• **Written instruction**:
Transcribe every line of the following records verbatim, with no changes of any kind.

(Stored dataset records)
>> BEGIN

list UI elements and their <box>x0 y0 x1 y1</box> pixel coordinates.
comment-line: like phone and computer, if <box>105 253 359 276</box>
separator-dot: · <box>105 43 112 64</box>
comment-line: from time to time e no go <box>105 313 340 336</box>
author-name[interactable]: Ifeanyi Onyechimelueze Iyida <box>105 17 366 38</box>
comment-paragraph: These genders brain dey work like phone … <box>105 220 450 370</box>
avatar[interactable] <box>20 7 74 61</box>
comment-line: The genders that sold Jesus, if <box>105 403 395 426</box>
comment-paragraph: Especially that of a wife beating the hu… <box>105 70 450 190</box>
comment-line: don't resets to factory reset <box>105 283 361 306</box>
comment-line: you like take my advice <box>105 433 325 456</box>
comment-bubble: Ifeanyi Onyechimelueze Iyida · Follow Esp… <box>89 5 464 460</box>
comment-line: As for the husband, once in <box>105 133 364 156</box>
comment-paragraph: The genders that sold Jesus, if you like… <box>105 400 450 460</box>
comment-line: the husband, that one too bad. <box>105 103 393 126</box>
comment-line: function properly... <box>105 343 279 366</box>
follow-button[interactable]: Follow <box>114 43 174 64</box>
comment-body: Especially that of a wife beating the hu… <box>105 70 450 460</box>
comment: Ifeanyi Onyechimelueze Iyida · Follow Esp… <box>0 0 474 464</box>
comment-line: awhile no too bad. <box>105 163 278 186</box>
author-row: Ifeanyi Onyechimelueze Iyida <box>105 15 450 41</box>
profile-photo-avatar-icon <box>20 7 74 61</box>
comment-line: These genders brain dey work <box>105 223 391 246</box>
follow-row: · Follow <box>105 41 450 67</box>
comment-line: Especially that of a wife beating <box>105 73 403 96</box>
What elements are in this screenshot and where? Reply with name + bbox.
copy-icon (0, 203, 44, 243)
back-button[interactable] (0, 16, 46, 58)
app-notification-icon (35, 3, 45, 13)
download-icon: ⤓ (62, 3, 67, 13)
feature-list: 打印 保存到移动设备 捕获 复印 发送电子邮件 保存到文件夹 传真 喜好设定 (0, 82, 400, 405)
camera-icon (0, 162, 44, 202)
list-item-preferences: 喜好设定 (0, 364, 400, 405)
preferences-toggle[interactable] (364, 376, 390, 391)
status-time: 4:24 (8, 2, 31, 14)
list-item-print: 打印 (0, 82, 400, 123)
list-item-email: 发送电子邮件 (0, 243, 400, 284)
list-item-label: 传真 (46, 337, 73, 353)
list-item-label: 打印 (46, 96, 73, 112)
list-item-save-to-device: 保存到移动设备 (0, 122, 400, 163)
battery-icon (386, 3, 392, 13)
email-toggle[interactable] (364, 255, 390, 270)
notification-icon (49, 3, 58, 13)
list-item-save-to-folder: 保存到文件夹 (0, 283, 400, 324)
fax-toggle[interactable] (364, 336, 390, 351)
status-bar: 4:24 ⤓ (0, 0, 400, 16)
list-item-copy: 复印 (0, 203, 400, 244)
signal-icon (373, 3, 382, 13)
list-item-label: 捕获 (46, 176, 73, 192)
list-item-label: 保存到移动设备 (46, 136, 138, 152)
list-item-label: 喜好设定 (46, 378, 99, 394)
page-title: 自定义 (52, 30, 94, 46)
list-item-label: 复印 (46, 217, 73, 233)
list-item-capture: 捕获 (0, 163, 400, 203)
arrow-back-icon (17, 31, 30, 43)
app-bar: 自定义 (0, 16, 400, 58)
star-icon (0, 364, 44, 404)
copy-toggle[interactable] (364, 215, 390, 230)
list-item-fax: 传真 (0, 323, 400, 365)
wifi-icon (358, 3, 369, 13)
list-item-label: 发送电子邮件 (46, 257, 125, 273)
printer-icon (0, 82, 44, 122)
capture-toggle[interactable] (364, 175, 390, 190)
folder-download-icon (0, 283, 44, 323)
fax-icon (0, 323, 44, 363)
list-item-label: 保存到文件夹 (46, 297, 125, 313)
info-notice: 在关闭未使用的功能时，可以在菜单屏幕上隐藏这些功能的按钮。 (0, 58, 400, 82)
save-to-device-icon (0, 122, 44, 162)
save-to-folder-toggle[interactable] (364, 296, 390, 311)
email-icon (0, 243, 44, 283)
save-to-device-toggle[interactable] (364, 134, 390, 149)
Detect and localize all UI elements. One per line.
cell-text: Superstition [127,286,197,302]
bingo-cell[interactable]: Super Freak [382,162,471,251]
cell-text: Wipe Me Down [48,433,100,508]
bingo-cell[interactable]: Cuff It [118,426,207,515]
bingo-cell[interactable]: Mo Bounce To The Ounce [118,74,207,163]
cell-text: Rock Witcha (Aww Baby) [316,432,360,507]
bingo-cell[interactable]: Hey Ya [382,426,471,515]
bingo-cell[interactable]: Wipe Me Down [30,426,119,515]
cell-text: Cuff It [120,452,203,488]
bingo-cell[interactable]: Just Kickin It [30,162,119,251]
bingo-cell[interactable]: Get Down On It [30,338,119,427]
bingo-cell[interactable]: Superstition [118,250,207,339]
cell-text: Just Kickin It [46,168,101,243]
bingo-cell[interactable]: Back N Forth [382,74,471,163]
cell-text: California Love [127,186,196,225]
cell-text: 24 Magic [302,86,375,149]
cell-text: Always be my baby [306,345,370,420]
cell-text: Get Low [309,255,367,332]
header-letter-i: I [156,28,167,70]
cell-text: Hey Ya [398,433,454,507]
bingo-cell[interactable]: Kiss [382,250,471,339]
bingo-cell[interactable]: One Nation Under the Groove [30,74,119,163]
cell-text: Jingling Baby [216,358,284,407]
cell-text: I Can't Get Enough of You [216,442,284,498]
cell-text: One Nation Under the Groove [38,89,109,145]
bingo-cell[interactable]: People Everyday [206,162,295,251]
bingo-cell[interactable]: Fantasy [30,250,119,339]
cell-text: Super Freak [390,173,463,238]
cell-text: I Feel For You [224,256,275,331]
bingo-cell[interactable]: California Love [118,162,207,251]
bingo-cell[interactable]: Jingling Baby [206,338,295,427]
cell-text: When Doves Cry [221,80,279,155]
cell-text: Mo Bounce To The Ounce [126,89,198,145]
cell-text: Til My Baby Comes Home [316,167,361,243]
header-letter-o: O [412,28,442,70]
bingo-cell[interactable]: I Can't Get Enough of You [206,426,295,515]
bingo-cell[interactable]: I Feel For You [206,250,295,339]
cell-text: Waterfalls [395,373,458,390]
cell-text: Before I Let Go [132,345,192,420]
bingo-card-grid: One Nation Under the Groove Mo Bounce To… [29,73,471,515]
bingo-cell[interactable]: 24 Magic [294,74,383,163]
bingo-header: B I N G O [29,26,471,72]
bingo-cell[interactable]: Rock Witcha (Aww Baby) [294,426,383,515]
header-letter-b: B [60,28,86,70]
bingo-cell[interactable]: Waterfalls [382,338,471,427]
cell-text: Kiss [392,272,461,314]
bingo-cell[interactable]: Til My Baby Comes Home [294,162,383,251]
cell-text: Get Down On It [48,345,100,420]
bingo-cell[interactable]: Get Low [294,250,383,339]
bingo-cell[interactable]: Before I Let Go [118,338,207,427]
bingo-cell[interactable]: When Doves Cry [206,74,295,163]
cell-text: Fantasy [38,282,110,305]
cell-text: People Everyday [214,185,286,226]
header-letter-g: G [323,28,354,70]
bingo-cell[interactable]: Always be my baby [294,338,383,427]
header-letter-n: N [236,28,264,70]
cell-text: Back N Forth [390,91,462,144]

>> END

• **Exercise response**:
list UI elements and their <box>x0 y0 x1 y1</box> pixel coordinates.
comment-line: like phone and computer, if <box>105 253 359 276</box>
separator-dot: · <box>105 43 112 64</box>
comment-line: from time to time e no go <box>105 313 340 336</box>
author-name[interactable]: Ifeanyi Onyechimelueze Iyida <box>105 17 366 38</box>
comment-paragraph: These genders brain dey work like phone … <box>105 220 450 370</box>
avatar[interactable] <box>20 7 74 61</box>
comment-line: The genders that sold Jesus, if <box>105 403 395 426</box>
comment-paragraph: Especially that of a wife beating the hu… <box>105 70 450 190</box>
comment-line: don't resets to factory reset <box>105 283 361 306</box>
comment-line: you like take my advice <box>105 433 325 456</box>
comment-bubble: Ifeanyi Onyechimelueze Iyida · Follow Esp… <box>89 5 464 460</box>
comment-line: As for the husband, once in <box>105 133 364 156</box>
comment-paragraph: The genders that sold Jesus, if you like… <box>105 400 450 460</box>
comment-line: the husband, that one too bad. <box>105 103 393 126</box>
comment-line: function properly... <box>105 343 279 366</box>
follow-button[interactable]: Follow <box>114 43 174 64</box>
comment-body: Especially that of a wife beating the hu… <box>105 70 450 460</box>
comment: Ifeanyi Onyechimelueze Iyida · Follow Esp… <box>0 0 474 464</box>
comment-line: awhile no too bad. <box>105 163 278 186</box>
author-row: Ifeanyi Onyechimelueze Iyida <box>105 15 450 41</box>
profile-photo-avatar-icon <box>20 7 74 61</box>
comment-line: These genders brain dey work <box>105 223 391 246</box>
follow-row: · Follow <box>105 41 450 67</box>
comment-line: Especially that of a wife beating <box>105 73 403 96</box>
What elements are in this screenshot and where? Reply with name + bbox.
copy-icon (0, 203, 44, 243)
back-button[interactable] (0, 16, 46, 58)
app-notification-icon (35, 3, 45, 13)
download-icon: ⤓ (62, 3, 67, 13)
feature-list: 打印 保存到移动设备 捕获 复印 发送电子邮件 保存到文件夹 传真 喜好设定 (0, 82, 400, 405)
camera-icon (0, 162, 44, 202)
list-item-preferences: 喜好设定 (0, 364, 400, 405)
preferences-toggle[interactable] (364, 376, 390, 391)
status-time: 4:24 (8, 2, 31, 14)
list-item-print: 打印 (0, 82, 400, 123)
list-item-email: 发送电子邮件 (0, 243, 400, 284)
list-item-label: 传真 (46, 337, 73, 353)
list-item-label: 打印 (46, 96, 73, 112)
list-item-save-to-device: 保存到移动设备 (0, 122, 400, 163)
battery-icon (386, 3, 392, 13)
email-toggle[interactable] (364, 255, 390, 270)
notification-icon (49, 3, 58, 13)
list-item-save-to-folder: 保存到文件夹 (0, 283, 400, 324)
fax-toggle[interactable] (364, 336, 390, 351)
status-bar: 4:24 ⤓ (0, 0, 400, 16)
list-item-copy: 复印 (0, 203, 400, 244)
signal-icon (373, 3, 382, 13)
list-item-label: 捕获 (46, 176, 73, 192)
list-item-label: 保存到移动设备 (46, 136, 138, 152)
list-item-label: 喜好设定 (46, 378, 99, 394)
page-title: 自定义 (52, 30, 94, 46)
list-item-label: 复印 (46, 217, 73, 233)
list-item-capture: 捕获 (0, 163, 400, 203)
arrow-back-icon (17, 31, 30, 43)
app-bar: 自定义 (0, 16, 400, 58)
star-icon (0, 364, 44, 404)
copy-toggle[interactable] (364, 215, 390, 230)
list-item-fax: 传真 (0, 323, 400, 365)
wifi-icon (358, 3, 369, 13)
list-item-label: 发送电子邮件 (46, 257, 125, 273)
printer-icon (0, 82, 44, 122)
capture-toggle[interactable] (364, 175, 390, 190)
folder-download-icon (0, 283, 44, 323)
fax-icon (0, 323, 44, 363)
list-item-label: 保存到文件夹 (46, 297, 125, 313)
info-notice: 在关闭未使用的功能时，可以在菜单屏幕上隐藏这些功能的按钮。 (0, 58, 400, 82)
save-to-device-icon (0, 122, 44, 162)
save-to-folder-toggle[interactable] (364, 296, 390, 311)
email-icon (0, 243, 44, 283)
save-to-device-toggle[interactable] (364, 134, 390, 149)
Detect and localize all UI elements. One per line.
cell-text: Superstition [127,286,197,302]
bingo-cell[interactable]: Super Freak [382,162,471,251]
cell-text: Wipe Me Down [48,433,100,508]
bingo-cell[interactable]: Cuff It [118,426,207,515]
bingo-cell[interactable]: Mo Bounce To The Ounce [118,74,207,163]
cell-text: Rock Witcha (Aww Baby) [316,432,360,507]
bingo-cell[interactable]: Hey Ya [382,426,471,515]
bingo-cell[interactable]: Wipe Me Down [30,426,119,515]
cell-text: Cuff It [120,452,203,488]
bingo-cell[interactable]: Just Kickin It [30,162,119,251]
bingo-cell[interactable]: Get Down On It [30,338,119,427]
bingo-cell[interactable]: Superstition [118,250,207,339]
cell-text: Just Kickin It [46,168,101,243]
bingo-cell[interactable]: Back N Forth [382,74,471,163]
cell-text: California Love [127,186,196,225]
cell-text: 24 Magic [302,86,375,149]
cell-text: Always be my baby [306,345,370,420]
cell-text: Get Low [309,255,367,332]
header-letter-i: I [156,28,167,70]
cell-text: Hey Ya [398,433,454,507]
bingo-cell[interactable]: Kiss [382,250,471,339]
bingo-cell[interactable]: One Nation Under the Groove [30,74,119,163]
cell-text: Jingling Baby [216,358,284,407]
cell-text: I Can't Get Enough of You [216,442,284,498]
cell-text: One Nation Under the Groove [38,89,109,145]
bingo-cell[interactable]: People Everyday [206,162,295,251]
bingo-cell[interactable]: Fantasy [30,250,119,339]
cell-text: Super Freak [390,173,463,238]
cell-text: I Feel For You [224,256,275,331]
bingo-cell[interactable]: California Love [118,162,207,251]
bingo-cell[interactable]: Jingling Baby [206,338,295,427]
cell-text: When Doves Cry [221,80,279,155]
cell-text: Mo Bounce To The Ounce [126,89,198,145]
cell-text: Til My Baby Comes Home [316,167,361,243]
header-letter-o: O [412,28,442,70]
bingo-cell[interactable]: I Can't Get Enough of You [206,426,295,515]
bingo-cell[interactable]: I Feel For You [206,250,295,339]
cell-text: Waterfalls [395,373,458,390]
cell-text: Before I Let Go [132,345,192,420]
bingo-card-grid: One Nation Under the Groove Mo Bounce To… [29,73,471,515]
bingo-cell[interactable]: 24 Magic [294,74,383,163]
bingo-header: B I N G O [29,26,471,72]
bingo-cell[interactable]: Rock Witcha (Aww Baby) [294,426,383,515]
header-letter-b: B [60,28,86,70]
bingo-cell[interactable]: Waterfalls [382,338,471,427]
cell-text: Kiss [392,272,461,314]
bingo-cell[interactable]: Til My Baby Comes Home [294,162,383,251]
cell-text: Get Down On It [48,345,100,420]
bingo-cell[interactable]: Get Low [294,250,383,339]
bingo-cell[interactable]: Before I Let Go [118,338,207,427]
bingo-cell[interactable]: When Doves Cry [206,74,295,163]
cell-text: Fantasy [38,282,110,305]
cell-text: People Everyday [214,185,286,226]
header-letter-g: G [323,28,354,70]
bingo-cell[interactable]: Always be my baby [294,338,383,427]
header-letter-n: N [236,28,264,70]
cell-text: Back N Forth [390,91,462,144]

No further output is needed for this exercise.